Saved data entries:
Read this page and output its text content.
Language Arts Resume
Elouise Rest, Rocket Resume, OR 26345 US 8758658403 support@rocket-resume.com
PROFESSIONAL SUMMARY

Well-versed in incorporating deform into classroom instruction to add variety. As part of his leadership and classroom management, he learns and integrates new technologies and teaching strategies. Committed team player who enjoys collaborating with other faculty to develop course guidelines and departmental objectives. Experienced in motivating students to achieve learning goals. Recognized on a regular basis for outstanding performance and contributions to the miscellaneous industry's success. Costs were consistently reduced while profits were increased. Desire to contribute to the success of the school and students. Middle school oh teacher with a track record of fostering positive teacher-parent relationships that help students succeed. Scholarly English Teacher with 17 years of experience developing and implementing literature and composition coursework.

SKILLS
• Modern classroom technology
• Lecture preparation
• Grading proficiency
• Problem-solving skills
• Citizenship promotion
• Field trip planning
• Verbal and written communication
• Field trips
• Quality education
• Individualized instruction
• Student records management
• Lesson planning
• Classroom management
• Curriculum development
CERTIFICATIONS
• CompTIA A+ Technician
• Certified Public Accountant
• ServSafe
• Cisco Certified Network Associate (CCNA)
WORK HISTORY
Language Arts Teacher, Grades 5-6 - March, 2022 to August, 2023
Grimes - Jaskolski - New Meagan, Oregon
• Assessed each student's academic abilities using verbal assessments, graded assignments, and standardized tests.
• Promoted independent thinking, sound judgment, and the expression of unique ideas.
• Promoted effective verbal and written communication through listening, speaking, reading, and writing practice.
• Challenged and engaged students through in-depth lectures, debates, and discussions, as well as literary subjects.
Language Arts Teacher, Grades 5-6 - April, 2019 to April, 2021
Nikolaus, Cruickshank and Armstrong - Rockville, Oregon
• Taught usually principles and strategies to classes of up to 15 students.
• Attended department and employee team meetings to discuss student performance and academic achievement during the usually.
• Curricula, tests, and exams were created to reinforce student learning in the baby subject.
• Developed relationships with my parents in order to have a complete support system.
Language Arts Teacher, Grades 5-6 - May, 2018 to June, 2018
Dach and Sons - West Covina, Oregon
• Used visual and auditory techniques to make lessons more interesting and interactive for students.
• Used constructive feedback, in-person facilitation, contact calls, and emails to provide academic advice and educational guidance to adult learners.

What to produce: Each line holding "Promoted" must be found and copied.

Output for this task:
• Promoted independent thinking, sound judgment, and the expression of unique ideas.
• Promoted effective verbal and written communication through listening, speaking, reading, and writing practice.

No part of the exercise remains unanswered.